**Exercise**
Please list each celestial body named in the comment thread below as part of the alignment seen this morning.


      Like

  4. Thanks for sharing your efforts with the different setup. Good of you for trying.

    As for the US COVID behaviors, the ‘leadership’ is a shambles. DT is a spotlight whore who should get out of the way and let people who know be in charge. His example and behavior is harmful and only gains him support among his base of supporters. The more bizarre he behaves, the more they like it.

    Our state is one of only 6 I think that hasn’t set strong restrictions on movement and gatherings. She is pandering to the party officials who are members of the DT band. The county where I live is a liberal/progressive enclave. We are doing things right as far as I can tell. The population is smart and knows better than to risk exposure. The more rural counties are beginning to see the virus make inroads to nursing homes, prisons, and a bad one in a meat processing plant.

    I am now off my stump. Keep the nice images coming. I had a nice view this morning of the Moon, Mars, Saturn, and Jupiter in alignment.

    Liked by 1 person

    1. What happened here is that our Prime Minister (Federal) and Premiers (six states, two territories) meet – amicably – by video conference every few days to share information and develop joint health and economic strategies to manage. They are not all in the same political party but have worked harmoniously, not only together but also with health, border and law enforcement authorities. Opposition Leaders have also mostly dropped the politics and supported the actions taken.

      I never thought it could happen.

**Dataset excerpts**
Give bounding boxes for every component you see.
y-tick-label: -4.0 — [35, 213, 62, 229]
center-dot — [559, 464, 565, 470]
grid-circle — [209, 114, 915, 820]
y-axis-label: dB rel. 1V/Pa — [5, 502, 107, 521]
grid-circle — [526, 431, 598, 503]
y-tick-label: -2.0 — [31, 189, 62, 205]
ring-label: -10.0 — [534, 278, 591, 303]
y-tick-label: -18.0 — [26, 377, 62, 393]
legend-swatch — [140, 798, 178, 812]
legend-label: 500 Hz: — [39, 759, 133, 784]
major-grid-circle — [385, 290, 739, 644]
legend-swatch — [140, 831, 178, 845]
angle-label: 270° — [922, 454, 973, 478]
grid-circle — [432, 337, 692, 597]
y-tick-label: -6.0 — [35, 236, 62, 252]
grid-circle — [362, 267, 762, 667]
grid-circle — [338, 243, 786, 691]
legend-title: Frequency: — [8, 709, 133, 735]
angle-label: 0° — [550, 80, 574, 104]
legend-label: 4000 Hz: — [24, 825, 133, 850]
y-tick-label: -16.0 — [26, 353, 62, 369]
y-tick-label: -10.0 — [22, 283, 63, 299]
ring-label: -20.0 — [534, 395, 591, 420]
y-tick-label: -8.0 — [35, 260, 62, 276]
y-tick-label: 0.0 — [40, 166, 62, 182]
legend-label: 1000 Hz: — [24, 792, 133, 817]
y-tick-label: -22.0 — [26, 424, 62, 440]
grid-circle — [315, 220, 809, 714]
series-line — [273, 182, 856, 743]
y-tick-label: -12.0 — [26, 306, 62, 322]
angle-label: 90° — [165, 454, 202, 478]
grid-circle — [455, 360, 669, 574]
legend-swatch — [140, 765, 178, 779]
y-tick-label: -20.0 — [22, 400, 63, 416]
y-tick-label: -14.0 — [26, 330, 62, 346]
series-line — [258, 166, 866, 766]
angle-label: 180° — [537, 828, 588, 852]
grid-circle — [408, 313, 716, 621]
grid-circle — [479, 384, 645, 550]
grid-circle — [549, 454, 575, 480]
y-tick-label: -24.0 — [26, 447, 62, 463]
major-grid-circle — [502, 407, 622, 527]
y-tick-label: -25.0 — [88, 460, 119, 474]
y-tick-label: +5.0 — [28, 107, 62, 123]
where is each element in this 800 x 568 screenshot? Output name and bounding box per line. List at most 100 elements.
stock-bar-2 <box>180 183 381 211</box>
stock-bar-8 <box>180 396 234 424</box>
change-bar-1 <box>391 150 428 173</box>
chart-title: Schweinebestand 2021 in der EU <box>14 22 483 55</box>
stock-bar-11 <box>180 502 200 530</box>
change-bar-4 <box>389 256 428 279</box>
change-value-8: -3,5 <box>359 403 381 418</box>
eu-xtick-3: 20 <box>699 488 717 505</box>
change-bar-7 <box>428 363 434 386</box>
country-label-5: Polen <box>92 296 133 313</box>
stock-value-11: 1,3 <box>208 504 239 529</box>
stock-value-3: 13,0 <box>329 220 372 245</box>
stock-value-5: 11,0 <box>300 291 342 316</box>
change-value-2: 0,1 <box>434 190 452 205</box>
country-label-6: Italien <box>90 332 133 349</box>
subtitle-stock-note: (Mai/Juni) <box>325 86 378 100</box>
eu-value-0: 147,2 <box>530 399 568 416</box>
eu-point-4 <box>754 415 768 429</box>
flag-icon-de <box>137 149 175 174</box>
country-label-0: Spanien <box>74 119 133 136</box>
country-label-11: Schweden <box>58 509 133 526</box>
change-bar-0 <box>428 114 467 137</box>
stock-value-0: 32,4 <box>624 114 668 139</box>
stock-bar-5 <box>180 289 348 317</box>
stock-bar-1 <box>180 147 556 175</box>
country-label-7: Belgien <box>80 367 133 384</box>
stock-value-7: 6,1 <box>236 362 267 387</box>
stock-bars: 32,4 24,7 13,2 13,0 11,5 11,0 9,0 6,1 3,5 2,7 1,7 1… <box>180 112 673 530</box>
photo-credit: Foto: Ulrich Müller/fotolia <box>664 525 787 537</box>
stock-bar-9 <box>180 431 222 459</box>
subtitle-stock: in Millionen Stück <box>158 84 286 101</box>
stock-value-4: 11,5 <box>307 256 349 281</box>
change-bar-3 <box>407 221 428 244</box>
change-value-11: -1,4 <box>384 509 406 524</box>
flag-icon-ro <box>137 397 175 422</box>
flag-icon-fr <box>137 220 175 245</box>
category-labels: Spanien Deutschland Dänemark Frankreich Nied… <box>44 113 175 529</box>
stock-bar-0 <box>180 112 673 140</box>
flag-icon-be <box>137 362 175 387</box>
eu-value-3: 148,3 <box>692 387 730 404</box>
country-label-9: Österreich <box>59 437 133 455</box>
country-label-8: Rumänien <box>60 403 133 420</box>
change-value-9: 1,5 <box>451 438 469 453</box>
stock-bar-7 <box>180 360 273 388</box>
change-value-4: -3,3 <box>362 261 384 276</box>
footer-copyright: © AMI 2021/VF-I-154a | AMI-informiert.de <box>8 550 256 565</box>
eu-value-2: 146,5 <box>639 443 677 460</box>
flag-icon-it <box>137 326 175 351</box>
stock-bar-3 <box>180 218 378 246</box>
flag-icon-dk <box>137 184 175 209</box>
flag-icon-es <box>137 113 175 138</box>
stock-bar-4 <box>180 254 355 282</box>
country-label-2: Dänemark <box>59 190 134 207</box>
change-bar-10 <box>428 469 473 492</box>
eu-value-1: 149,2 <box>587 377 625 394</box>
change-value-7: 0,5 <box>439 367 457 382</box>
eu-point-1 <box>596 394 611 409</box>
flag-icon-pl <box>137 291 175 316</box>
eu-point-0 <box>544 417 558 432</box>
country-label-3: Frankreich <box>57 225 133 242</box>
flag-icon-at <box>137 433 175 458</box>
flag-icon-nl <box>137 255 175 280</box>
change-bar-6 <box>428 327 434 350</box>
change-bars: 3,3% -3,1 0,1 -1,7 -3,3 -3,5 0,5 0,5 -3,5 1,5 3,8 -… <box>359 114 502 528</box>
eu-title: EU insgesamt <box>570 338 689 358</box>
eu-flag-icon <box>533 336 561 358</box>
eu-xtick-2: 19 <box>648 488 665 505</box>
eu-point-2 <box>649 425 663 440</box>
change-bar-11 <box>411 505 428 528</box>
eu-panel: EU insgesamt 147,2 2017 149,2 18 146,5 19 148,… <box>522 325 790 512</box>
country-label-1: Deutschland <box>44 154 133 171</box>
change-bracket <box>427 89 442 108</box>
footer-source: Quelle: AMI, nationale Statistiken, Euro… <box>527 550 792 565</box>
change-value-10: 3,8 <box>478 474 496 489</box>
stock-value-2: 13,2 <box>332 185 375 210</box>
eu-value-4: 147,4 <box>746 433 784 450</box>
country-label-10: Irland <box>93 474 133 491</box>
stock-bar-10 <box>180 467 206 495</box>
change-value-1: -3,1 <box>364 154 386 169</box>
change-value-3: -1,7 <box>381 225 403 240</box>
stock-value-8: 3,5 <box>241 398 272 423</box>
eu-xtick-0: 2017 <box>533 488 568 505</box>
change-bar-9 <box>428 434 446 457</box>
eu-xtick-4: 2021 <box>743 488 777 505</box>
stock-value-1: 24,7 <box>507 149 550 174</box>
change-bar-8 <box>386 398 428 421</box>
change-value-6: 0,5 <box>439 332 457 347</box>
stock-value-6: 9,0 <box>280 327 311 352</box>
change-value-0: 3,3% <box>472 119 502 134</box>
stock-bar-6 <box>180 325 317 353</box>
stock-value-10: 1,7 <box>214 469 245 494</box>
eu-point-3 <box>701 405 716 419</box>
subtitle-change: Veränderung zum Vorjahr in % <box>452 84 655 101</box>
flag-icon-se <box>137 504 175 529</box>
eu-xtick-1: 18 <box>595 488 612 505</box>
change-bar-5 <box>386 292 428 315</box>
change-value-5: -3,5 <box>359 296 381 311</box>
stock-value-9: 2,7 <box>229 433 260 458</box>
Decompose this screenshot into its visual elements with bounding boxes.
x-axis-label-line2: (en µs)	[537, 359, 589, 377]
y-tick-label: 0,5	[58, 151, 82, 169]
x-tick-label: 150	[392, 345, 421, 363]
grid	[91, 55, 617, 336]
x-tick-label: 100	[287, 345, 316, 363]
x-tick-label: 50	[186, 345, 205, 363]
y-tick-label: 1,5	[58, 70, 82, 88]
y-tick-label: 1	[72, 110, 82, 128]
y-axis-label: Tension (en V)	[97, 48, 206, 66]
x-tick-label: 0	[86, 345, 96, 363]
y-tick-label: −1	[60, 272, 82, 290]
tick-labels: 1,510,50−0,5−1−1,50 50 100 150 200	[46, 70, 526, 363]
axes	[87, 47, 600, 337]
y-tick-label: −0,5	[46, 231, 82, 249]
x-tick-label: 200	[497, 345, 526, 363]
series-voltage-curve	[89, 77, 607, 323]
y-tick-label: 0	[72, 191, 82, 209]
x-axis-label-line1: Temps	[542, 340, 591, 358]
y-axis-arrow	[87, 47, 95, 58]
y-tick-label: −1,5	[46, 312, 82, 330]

**Output**
Moon, Mars, Saturn, Jupiter